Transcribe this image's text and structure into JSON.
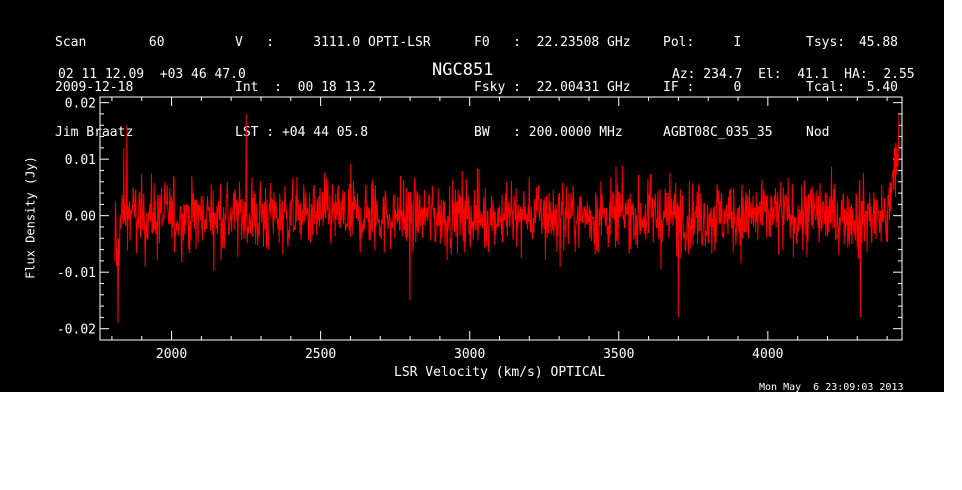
{
  "header": {
    "col1": [
      "Scan        60",
      "2009-12-18",
      "Jim Braatz"
    ],
    "col2": [
      "V   :     3111.0 OPTI-LSR",
      "Int  :  00 18 13.2",
      "LST : +04 44 05.8"
    ],
    "col3": [
      "F0   :  22.23508 GHz",
      "Fsky :  22.00431 GHz",
      "BW   : 200.0000 MHz"
    ],
    "col4": [
      "Pol:     I",
      "IF :     0",
      "AGBT08C_035_35"
    ],
    "col5a": [
      "Tsys:",
      "Tcal:",
      "Nod"
    ],
    "col5b": [
      "45.88",
      "5.40",
      ""
    ],
    "coords": "02 11 12.09  +03 46 47.0",
    "azel": "Az: 234.7  El:  41.1  HA:  2.55",
    "footer": "Mon May  6 23:09:03 2013"
  },
  "chart_data": {
    "type": "line",
    "title": "NGC851",
    "xlabel": "LSR Velocity (km/s) OPTICAL",
    "ylabel": "Flux Density (Jy)",
    "xlim": [
      1760,
      4450
    ],
    "ylim": [
      -0.022,
      0.021
    ],
    "x_ticks": [
      2000,
      2500,
      3000,
      3500,
      4000
    ],
    "x_tick_labels": [
      "2000",
      "2500",
      "3000",
      "3500",
      "4000"
    ],
    "y_ticks": [
      -0.02,
      -0.01,
      0.0,
      0.01,
      0.02
    ],
    "y_tick_labels": [
      "-0.02",
      "-0.01",
      "0.00",
      "0.01",
      "0.02"
    ],
    "series": [
      {
        "color": "#ff0000",
        "x_start": 1810,
        "x_end": 4440,
        "n_points": 1500,
        "baseline": 0.0,
        "noise_rms": 0.004,
        "anchors": [
          {
            "x": 1810,
            "y": -0.008
          },
          {
            "x": 1820,
            "y": -0.019
          },
          {
            "x": 1840,
            "y": 0.012
          },
          {
            "x": 1850,
            "y": 0.016
          },
          {
            "x": 2250,
            "y": 0.018
          },
          {
            "x": 2800,
            "y": -0.015
          },
          {
            "x": 3700,
            "y": -0.018
          },
          {
            "x": 4310,
            "y": -0.018
          },
          {
            "x": 4415,
            "y": 0.004
          },
          {
            "x": 4425,
            "y": 0.012
          },
          {
            "x": 4440,
            "y": 0.018
          }
        ]
      }
    ],
    "grid": false,
    "legend": "none"
  }
}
####
REQUIRED WORK: Repeat the listing verbatim. Skip the pictures.

ANSWER BELOW:
Transcribe this image's text and structure into JSON.
{
  "header": {
    "col1": [
      "Scan        60",
      "2009-12-18",
      "Jim Braatz"
    ],
    "col2": [
      "V   :     3111.0 OPTI-LSR",
      "Int  :  00 18 13.2",
      "LST : +04 44 05.8"
    ],
    "col3": [
      "F0   :  22.23508 GHz",
      "Fsky :  22.00431 GHz",
      "BW   : 200.0000 MHz"
    ],
    "col4": [
      "Pol:     I",
      "IF :     0",
      "AGBT08C_035_35"
    ],
    "col5a": [
      "Tsys:",
      "Tcal:",
      "Nod"
    ],
    "col5b": [
      "45.88",
      "5.40",
      ""
    ],
    "coords": "02 11 12.09  +03 46 47.0",
    "azel": "Az: 234.7  El:  41.1  HA:  2.55",
    "footer": "Mon May  6 23:09:03 2013"
  },
  "chart_data": {
    "type": "line",
    "title": "NGC851",
    "xlabel": "LSR Velocity (km/s) OPTICAL",
    "ylabel": "Flux Density (Jy)",
    "xlim": [
      1760,
      4450
    ],
    "ylim": [
      -0.022,
      0.021
    ],
    "x_ticks": [
      2000,
      2500,
      3000,
      3500,
      4000
    ],
    "x_tick_labels": [
      "2000",
      "2500",
      "3000",
      "3500",
      "4000"
    ],
    "y_ticks": [
      -0.02,
      -0.01,
      0.0,
      0.01,
      0.02
    ],
    "y_tick_labels": [
      "-0.02",
      "-0.01",
      "0.00",
      "0.01",
      "0.02"
    ],
    "series": [
      {
        "color": "#ff0000",
        "x_start": 1810,
        "x_end": 4440,
        "n_points": 1500,
        "baseline": 0.0,
        "noise_rms": 0.004,
        "anchors": [
          {
            "x": 1810,
            "y": -0.008
          },
          {
            "x": 1820,
            "y": -0.019
          },
          {
            "x": 1840,
            "y": 0.012
          },
          {
            "x": 1850,
            "y": 0.016
          },
          {
            "x": 2250,
            "y": 0.018
          },
          {
            "x": 2800,
            "y": -0.015
          },
          {
            "x": 3700,
            "y": -0.018
          },
          {
            "x": 4310,
            "y": -0.018
          },
          {
            "x": 4415,
            "y": 0.004
          },
          {
            "x": 4425,
            "y": 0.012
          },
          {
            "x": 4440,
            "y": 0.018
          }
        ]
      }
    ],
    "grid": false,
    "legend": "none"
  }
}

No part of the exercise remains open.